* _Given task_
Copy all lines holding the word "text" from the entries.

* _Data supplied_
++++++++++++++++++++

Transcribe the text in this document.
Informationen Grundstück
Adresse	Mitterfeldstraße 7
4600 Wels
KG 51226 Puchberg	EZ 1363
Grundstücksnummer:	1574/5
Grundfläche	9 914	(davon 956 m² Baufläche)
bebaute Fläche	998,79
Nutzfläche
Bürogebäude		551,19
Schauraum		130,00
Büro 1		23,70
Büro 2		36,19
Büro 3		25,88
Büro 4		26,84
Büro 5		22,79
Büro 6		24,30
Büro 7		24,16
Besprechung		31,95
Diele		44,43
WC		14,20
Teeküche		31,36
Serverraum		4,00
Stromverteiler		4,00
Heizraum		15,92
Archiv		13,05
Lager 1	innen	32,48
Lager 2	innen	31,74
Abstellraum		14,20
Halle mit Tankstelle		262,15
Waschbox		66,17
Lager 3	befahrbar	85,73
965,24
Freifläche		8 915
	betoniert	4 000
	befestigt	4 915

++++++++++++++++++++

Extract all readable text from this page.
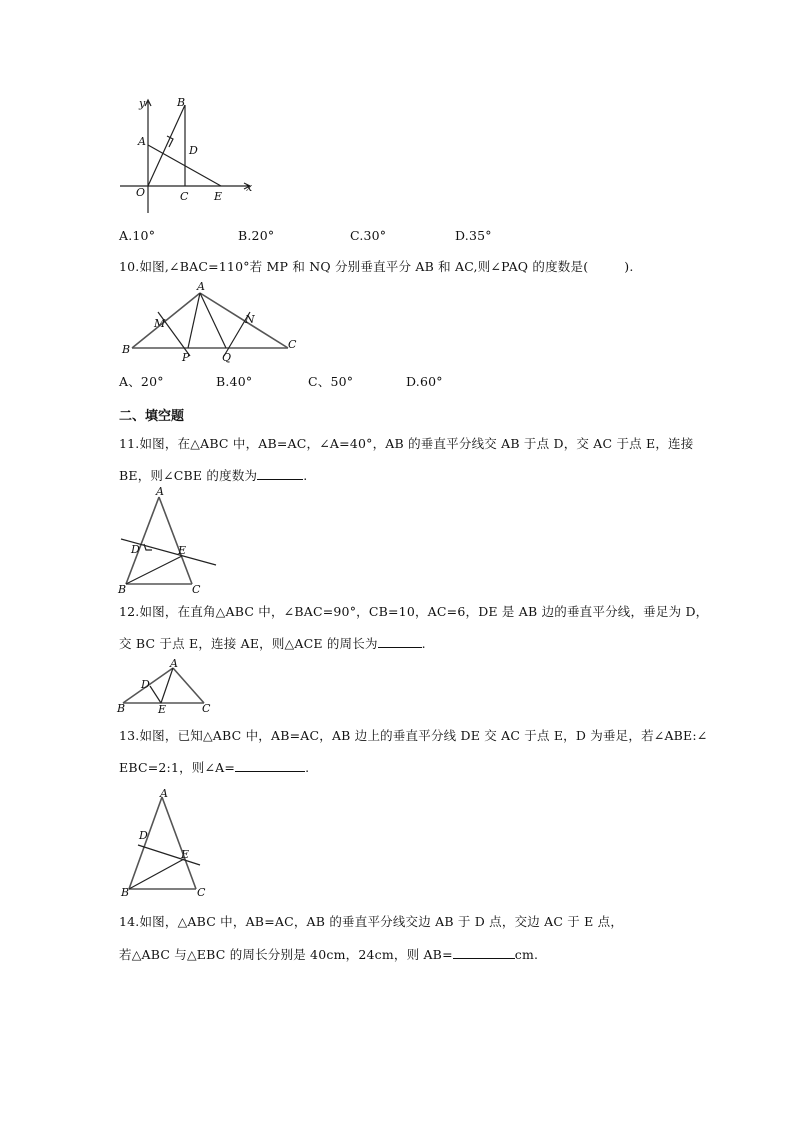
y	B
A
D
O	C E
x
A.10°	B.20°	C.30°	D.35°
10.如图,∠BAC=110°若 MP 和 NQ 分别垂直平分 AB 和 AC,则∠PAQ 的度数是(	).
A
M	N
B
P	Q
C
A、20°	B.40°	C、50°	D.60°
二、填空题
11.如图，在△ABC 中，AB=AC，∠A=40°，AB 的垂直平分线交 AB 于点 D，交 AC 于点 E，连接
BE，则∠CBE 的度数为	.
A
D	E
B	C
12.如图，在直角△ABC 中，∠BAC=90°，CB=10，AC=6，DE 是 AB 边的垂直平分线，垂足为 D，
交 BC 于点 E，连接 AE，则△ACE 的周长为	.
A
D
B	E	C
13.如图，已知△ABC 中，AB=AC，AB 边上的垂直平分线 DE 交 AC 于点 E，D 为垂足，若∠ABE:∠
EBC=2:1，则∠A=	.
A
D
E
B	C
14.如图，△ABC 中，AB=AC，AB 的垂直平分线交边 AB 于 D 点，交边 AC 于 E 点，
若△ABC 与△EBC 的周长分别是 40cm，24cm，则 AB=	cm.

++++++++++++++++++++

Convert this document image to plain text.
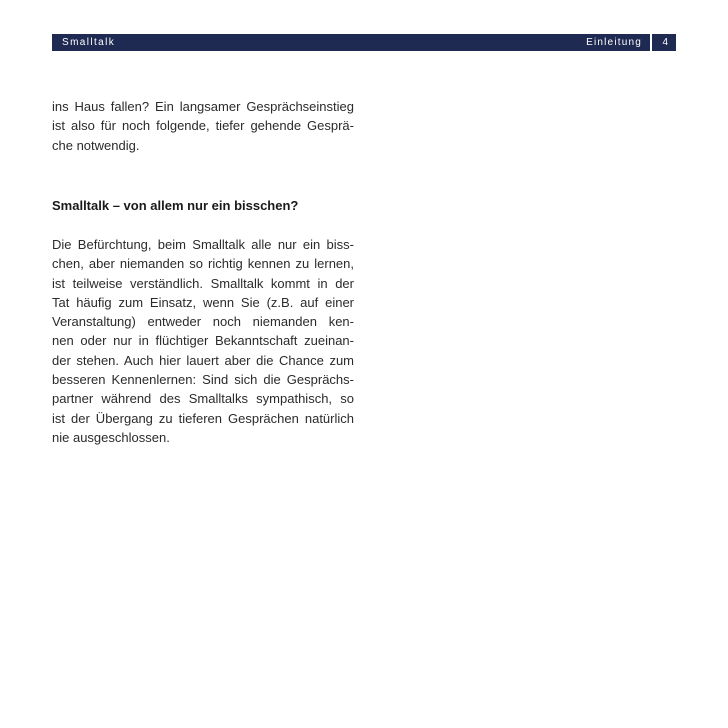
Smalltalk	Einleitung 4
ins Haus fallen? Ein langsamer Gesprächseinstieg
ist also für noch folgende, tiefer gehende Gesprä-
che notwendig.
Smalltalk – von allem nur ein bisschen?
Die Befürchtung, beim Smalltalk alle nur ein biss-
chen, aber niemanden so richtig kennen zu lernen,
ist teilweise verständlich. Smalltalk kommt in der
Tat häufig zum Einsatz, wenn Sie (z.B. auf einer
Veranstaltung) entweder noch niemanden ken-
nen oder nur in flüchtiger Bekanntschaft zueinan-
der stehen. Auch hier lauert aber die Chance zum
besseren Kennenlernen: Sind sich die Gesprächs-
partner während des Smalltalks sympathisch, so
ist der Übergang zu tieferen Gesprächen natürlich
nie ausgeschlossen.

++++++++++++++++++++

* _Expected answer_
Transcribe the text in this document.
Extract all readable text from this page.
Convert this document image to plain text.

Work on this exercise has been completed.